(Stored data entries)
◇ ◇ ◇

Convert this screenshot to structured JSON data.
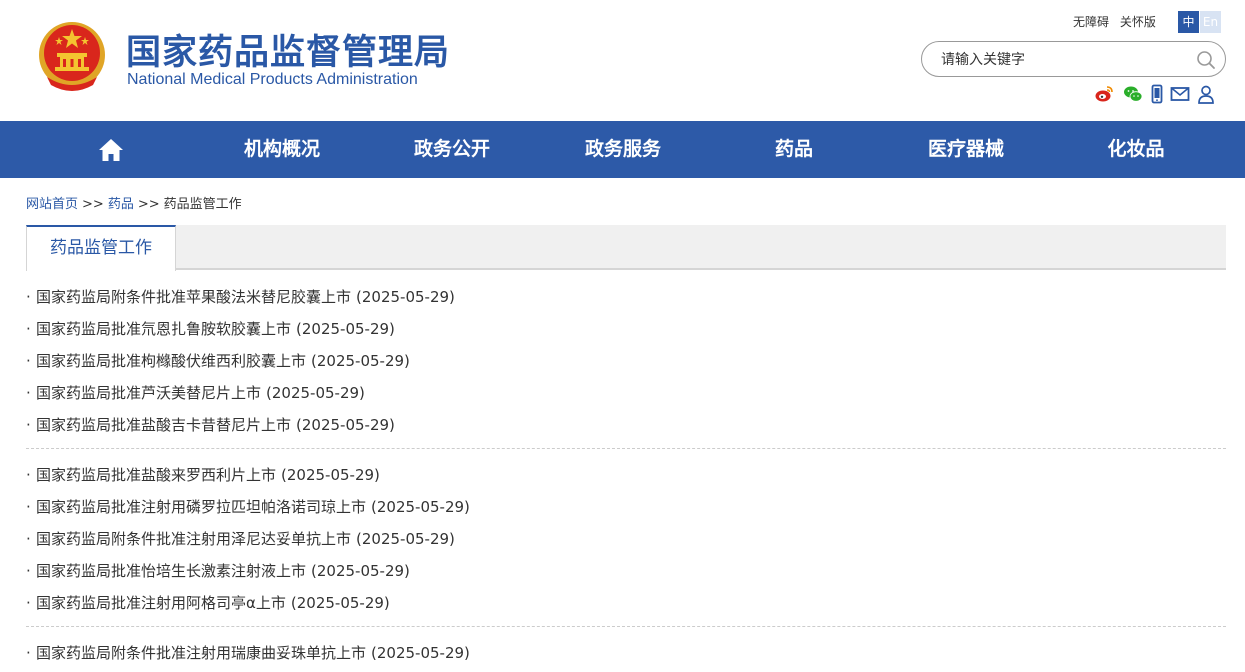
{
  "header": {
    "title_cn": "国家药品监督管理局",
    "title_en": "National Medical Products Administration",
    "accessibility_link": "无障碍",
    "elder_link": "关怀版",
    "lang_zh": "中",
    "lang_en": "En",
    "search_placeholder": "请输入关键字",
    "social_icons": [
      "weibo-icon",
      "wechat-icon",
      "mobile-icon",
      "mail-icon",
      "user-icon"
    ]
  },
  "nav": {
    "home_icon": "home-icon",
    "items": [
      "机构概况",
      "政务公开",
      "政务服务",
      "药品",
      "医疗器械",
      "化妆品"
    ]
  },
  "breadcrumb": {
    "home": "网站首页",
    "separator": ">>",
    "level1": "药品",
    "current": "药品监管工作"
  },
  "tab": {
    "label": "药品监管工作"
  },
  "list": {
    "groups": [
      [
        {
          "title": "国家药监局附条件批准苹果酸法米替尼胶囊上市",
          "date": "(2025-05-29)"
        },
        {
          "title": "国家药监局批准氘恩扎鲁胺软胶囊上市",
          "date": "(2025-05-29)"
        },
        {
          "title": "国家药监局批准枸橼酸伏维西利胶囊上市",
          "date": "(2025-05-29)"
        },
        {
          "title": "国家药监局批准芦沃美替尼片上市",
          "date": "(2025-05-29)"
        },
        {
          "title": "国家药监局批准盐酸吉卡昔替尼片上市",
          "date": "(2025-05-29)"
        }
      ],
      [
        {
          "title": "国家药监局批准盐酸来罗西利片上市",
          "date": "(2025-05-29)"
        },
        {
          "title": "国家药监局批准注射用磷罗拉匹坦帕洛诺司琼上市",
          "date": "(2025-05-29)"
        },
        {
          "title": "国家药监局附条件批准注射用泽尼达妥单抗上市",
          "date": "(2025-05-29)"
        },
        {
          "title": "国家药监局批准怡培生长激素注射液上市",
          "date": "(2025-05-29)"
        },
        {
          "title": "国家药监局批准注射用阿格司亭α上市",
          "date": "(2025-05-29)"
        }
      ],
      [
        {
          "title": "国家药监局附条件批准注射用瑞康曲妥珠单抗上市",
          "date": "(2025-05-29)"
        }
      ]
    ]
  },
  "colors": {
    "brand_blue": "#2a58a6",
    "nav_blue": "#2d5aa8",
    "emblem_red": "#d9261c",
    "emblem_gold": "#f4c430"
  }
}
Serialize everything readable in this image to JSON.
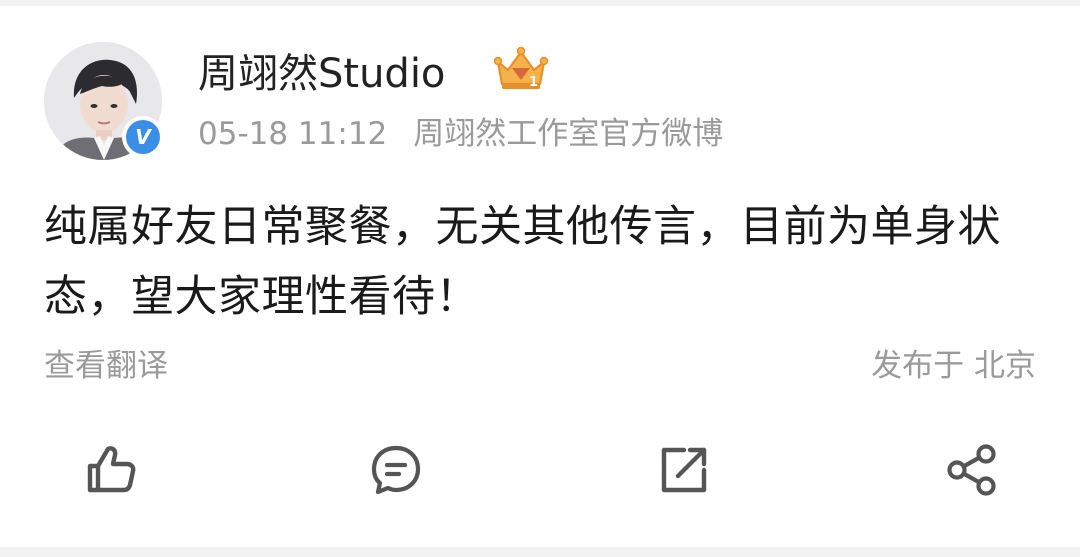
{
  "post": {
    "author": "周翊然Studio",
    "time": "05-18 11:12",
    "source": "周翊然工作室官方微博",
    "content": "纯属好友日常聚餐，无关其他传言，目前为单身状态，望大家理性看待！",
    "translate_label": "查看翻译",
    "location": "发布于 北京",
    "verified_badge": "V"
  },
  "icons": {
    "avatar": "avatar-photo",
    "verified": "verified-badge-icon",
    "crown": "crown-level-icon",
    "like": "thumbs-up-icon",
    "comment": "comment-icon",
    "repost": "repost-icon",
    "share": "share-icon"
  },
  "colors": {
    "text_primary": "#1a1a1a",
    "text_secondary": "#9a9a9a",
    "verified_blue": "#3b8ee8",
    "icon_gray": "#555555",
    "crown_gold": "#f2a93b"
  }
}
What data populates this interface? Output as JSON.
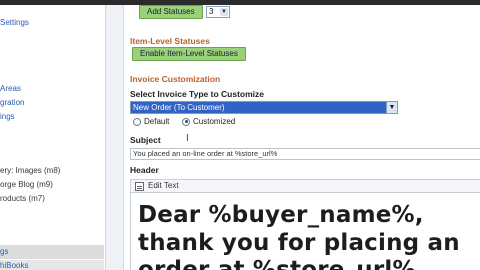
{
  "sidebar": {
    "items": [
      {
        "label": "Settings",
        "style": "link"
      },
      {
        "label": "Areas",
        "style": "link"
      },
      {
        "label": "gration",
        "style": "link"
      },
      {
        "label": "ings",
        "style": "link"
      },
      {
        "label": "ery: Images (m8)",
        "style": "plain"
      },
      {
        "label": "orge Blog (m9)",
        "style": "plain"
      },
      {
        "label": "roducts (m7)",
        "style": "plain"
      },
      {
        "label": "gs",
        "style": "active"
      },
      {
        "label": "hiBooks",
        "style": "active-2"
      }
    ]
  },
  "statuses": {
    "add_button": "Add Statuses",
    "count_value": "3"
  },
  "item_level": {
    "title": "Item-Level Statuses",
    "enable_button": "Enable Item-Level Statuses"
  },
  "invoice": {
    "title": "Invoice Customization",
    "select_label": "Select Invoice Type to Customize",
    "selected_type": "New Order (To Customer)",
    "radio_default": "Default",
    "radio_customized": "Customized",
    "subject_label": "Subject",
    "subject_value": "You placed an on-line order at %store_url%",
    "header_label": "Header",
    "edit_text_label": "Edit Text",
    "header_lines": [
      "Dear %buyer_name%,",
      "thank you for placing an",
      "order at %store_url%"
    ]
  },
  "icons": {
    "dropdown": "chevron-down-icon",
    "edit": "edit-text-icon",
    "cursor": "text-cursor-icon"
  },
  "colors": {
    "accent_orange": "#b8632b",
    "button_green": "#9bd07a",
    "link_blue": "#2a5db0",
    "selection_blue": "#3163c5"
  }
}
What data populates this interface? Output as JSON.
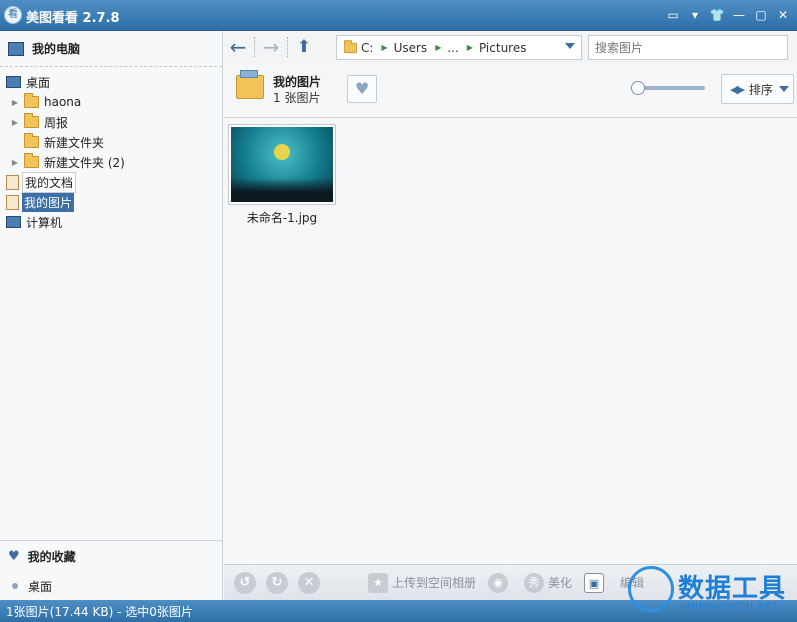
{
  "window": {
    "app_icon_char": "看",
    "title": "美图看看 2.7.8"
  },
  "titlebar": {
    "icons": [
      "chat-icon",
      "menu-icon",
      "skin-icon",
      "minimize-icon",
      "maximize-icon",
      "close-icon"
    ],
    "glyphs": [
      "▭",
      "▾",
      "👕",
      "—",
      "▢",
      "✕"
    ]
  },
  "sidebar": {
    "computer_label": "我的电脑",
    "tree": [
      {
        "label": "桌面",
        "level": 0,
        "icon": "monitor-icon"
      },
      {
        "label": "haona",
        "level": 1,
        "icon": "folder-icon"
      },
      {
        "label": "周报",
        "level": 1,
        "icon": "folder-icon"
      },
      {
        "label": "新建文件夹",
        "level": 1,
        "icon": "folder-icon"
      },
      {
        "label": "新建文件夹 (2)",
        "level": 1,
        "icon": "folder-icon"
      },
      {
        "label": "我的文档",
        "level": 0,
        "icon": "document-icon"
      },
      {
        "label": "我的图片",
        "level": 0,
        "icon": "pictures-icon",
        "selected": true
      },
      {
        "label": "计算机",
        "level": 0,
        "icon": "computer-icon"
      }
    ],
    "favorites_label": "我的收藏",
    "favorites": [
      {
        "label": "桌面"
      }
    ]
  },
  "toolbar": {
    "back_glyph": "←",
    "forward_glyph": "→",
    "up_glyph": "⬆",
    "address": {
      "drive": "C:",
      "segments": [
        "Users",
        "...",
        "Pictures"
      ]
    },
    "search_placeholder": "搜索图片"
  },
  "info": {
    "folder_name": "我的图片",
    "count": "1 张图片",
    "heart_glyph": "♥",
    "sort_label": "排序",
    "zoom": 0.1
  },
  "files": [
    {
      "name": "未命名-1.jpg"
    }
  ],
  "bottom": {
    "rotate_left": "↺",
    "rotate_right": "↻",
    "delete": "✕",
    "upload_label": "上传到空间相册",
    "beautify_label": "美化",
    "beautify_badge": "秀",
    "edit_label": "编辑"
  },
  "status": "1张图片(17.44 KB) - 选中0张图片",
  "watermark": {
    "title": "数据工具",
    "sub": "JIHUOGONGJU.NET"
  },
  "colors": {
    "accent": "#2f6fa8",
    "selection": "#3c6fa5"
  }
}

◇ ◇ ◇

Please repeat the entries exactly. Do not include the pictures.

Convert this screenshot to structured JSON data.
{
  "header": {
    "title_cn": "国家药品监督管理局",
    "title_en": "National Medical Products Administration",
    "accessibility_link": "无障碍",
    "elder_link": "关怀版",
    "lang_zh": "中",
    "lang_en": "En",
    "search_placeholder": "请输入关键字",
    "social_icons": [
      "weibo-icon",
      "wechat-icon",
      "mobile-icon",
      "mail-icon",
      "user-icon"
    ]
  },
  "nav": {
    "home_icon": "home-icon",
    "items": [
      "机构概况",
      "政务公开",
      "政务服务",
      "药品",
      "医疗器械",
      "化妆品"
    ]
  },
  "breadcrumb": {
    "home": "网站首页",
    "separator": ">>",
    "level1": "药品",
    "current": "药品监管工作"
  },
  "tab": {
    "label": "药品监管工作"
  },
  "list": {
    "groups": [
      [
        {
          "title": "国家药监局附条件批准苹果酸法米替尼胶囊上市",
          "date": "(2025-05-29)"
        },
        {
          "title": "国家药监局批准氘恩扎鲁胺软胶囊上市",
          "date": "(2025-05-29)"
        },
        {
          "title": "国家药监局批准枸橼酸伏维西利胶囊上市",
          "date": "(2025-05-29)"
        },
        {
          "title": "国家药监局批准芦沃美替尼片上市",
          "date": "(2025-05-29)"
        },
        {
          "title": "国家药监局批准盐酸吉卡昔替尼片上市",
          "date": "(2025-05-29)"
        }
      ],
      [
        {
          "title": "国家药监局批准盐酸来罗西利片上市",
          "date": "(2025-05-29)"
        },
        {
          "title": "国家药监局批准注射用磷罗拉匹坦帕洛诺司琼上市",
          "date": "(2025-05-29)"
        },
        {
          "title": "国家药监局附条件批准注射用泽尼达妥单抗上市",
          "date": "(2025-05-29)"
        },
        {
          "title": "国家药监局批准怡培生长激素注射液上市",
          "date": "(2025-05-29)"
        },
        {
          "title": "国家药监局批准注射用阿格司亭α上市",
          "date": "(2025-05-29)"
        }
      ],
      [
        {
          "title": "国家药监局附条件批准注射用瑞康曲妥珠单抗上市",
          "date": "(2025-05-29)"
        }
      ]
    ]
  },
  "colors": {
    "brand_blue": "#2a58a6",
    "nav_blue": "#2d5aa8",
    "emblem_red": "#d9261c",
    "emblem_gold": "#f4c430"
  }
}
Serialize everything readable in this image to JSON.
{
  "post": {
    "author": "周翊然Studio",
    "time": "05-18 11:12",
    "source": "周翊然工作室官方微博",
    "content": "纯属好友日常聚餐，无关其他传言，目前为单身状态，望大家理性看待！",
    "translate_label": "查看翻译",
    "location": "发布于 北京",
    "verified_badge": "V"
  },
  "icons": {
    "avatar": "avatar-photo",
    "verified": "verified-badge-icon",
    "crown": "crown-level-icon",
    "like": "thumbs-up-icon",
    "comment": "comment-icon",
    "repost": "repost-icon",
    "share": "share-icon"
  },
  "colors": {
    "text_primary": "#1a1a1a",
    "text_secondary": "#9a9a9a",
    "verified_blue": "#3b8ee8",
    "icon_gray": "#555555",
    "crown_gold": "#f2a93b"
  }
}
What data populates this interface? Output as JSON.
{
  "sidebar": {
    "items": [
      {
        "label": "Settings",
        "style": "link"
      },
      {
        "label": "Areas",
        "style": "link"
      },
      {
        "label": "gration",
        "style": "link"
      },
      {
        "label": "ings",
        "style": "link"
      },
      {
        "label": "ery: Images (m8)",
        "style": "plain"
      },
      {
        "label": "orge Blog (m9)",
        "style": "plain"
      },
      {
        "label": "roducts (m7)",
        "style": "plain"
      },
      {
        "label": "gs",
        "style": "active"
      },
      {
        "label": "hiBooks",
        "style": "active-2"
      }
    ]
  },
  "statuses": {
    "add_button": "Add Statuses",
    "count_value": "3"
  },
  "item_level": {
    "title": "Item-Level Statuses",
    "enable_button": "Enable Item-Level Statuses"
  },
  "invoice": {
    "title": "Invoice Customization",
    "select_label": "Select Invoice Type to Customize",
    "selected_type": "New Order (To Customer)",
    "radio_default": "Default",
    "radio_customized": "Customized",
    "subject_label": "Subject",
    "subject_value": "You placed an on-line order at %store_url%",
    "header_label": "Header",
    "edit_text_label": "Edit Text",
    "header_lines": [
      "Dear %buyer_name%,",
      "thank you for placing an",
      "order at %store_url%"
    ]
  },
  "icons": {
    "dropdown": "chevron-down-icon",
    "edit": "edit-text-icon",
    "cursor": "text-cursor-icon"
  },
  "colors": {
    "accent_orange": "#b8632b",
    "button_green": "#9bd07a",
    "link_blue": "#2a5db0",
    "selection_blue": "#3163c5"
  }
}
What data populates this interface? Output as JSON.
{
  "window": {
    "app_icon_char": "看",
    "title": "美图看看 2.7.8"
  },
  "titlebar": {
    "icons": [
      "chat-icon",
      "menu-icon",
      "skin-icon",
      "minimize-icon",
      "maximize-icon",
      "close-icon"
    ],
    "glyphs": [
      "▭",
      "▾",
      "👕",
      "—",
      "▢",
      "✕"
    ]
  },
  "sidebar": {
    "computer_label": "我的电脑",
    "tree": [
      {
        "label": "桌面",
        "level": 0,
        "icon": "monitor-icon"
      },
      {
        "label": "haona",
        "level": 1,
        "icon": "folder-icon"
      },
      {
        "label": "周报",
        "level": 1,
        "icon": "folder-icon"
      },
      {
        "label": "新建文件夹",
        "level": 1,
        "icon": "folder-icon"
      },
      {
        "label": "新建文件夹 (2)",
        "level": 1,
        "icon": "folder-icon"
      },
      {
        "label": "我的文档",
        "level": 0,
        "icon": "document-icon"
      },
      {
        "label": "我的图片",
        "level": 0,
        "icon": "pictures-icon",
        "selected": true
      },
      {
        "label": "计算机",
        "level": 0,
        "icon": "computer-icon"
      }
    ],
    "favorites_label": "我的收藏",
    "favorites": [
      {
        "label": "桌面"
      }
    ]
  },
  "toolbar": {
    "back_glyph": "←",
    "forward_glyph": "→",
    "up_glyph": "⬆",
    "address": {
      "drive": "C:",
      "segments": [
        "Users",
        "...",
        "Pictures"
      ]
    },
    "search_placeholder": "搜索图片"
  },
  "info": {
    "folder_name": "我的图片",
    "count": "1 张图片",
    "heart_glyph": "♥",
    "sort_label": "排序",
    "zoom": 0.1
  },
  "files": [
    {
      "name": "未命名-1.jpg"
    }
  ],
  "bottom": {
    "rotate_left": "↺",
    "rotate_right": "↻",
    "delete": "✕",
    "upload_label": "上传到空间相册",
    "beautify_label": "美化",
    "beautify_badge": "秀",
    "edit_label": "编辑"
  },
  "status": "1张图片(17.44 KB) - 选中0张图片",
  "watermark": {
    "title": "数据工具",
    "sub": "JIHUOGONGJU.NET"
  },
  "colors": {
    "accent": "#2f6fa8",
    "selection": "#3c6fa5"
  }
}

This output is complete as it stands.